(Dataset items)
+--

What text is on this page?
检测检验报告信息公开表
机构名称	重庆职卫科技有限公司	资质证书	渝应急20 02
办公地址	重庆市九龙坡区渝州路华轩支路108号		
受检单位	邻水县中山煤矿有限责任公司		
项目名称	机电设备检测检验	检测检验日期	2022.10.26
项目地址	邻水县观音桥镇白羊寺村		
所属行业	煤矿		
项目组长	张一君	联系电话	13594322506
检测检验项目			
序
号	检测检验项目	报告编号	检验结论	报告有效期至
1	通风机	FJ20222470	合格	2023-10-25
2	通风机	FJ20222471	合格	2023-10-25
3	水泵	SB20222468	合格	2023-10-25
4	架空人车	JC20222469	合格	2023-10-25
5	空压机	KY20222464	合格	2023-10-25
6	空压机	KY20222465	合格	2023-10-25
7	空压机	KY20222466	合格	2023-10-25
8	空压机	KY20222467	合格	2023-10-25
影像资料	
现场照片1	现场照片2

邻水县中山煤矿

+--

## INSTRUCTIONS FOR THE TASK:
Set down all of the records shown above once more, exactly.

## EXERCISE RESULT:
What text is on this page?
检测检验报告信息公开表
机构名称	重庆职卫科技有限公司	资质证书	渝应急20 02
办公地址	重庆市九龙坡区渝州路华轩支路108号		
受检单位	邻水县中山煤矿有限责任公司		
项目名称	机电设备检测检验	检测检验日期	2022.10.26
项目地址	邻水县观音桥镇白羊寺村		
所属行业	煤矿		
项目组长	张一君	联系电话	13594322506
检测检验项目			
序
号	检测检验项目	报告编号	检验结论	报告有效期至
1	通风机	FJ20222470	合格	2023-10-25
2	通风机	FJ20222471	合格	2023-10-25
3	水泵	SB20222468	合格	2023-10-25
4	架空人车	JC20222469	合格	2023-10-25
5	空压机	KY20222464	合格	2023-10-25
6	空压机	KY20222465	合格	2023-10-25
7	空压机	KY20222466	合格	2023-10-25
8	空压机	KY20222467	合格	2023-10-25
影像资料	
现场照片1	现场照片2

邻水县中山煤矿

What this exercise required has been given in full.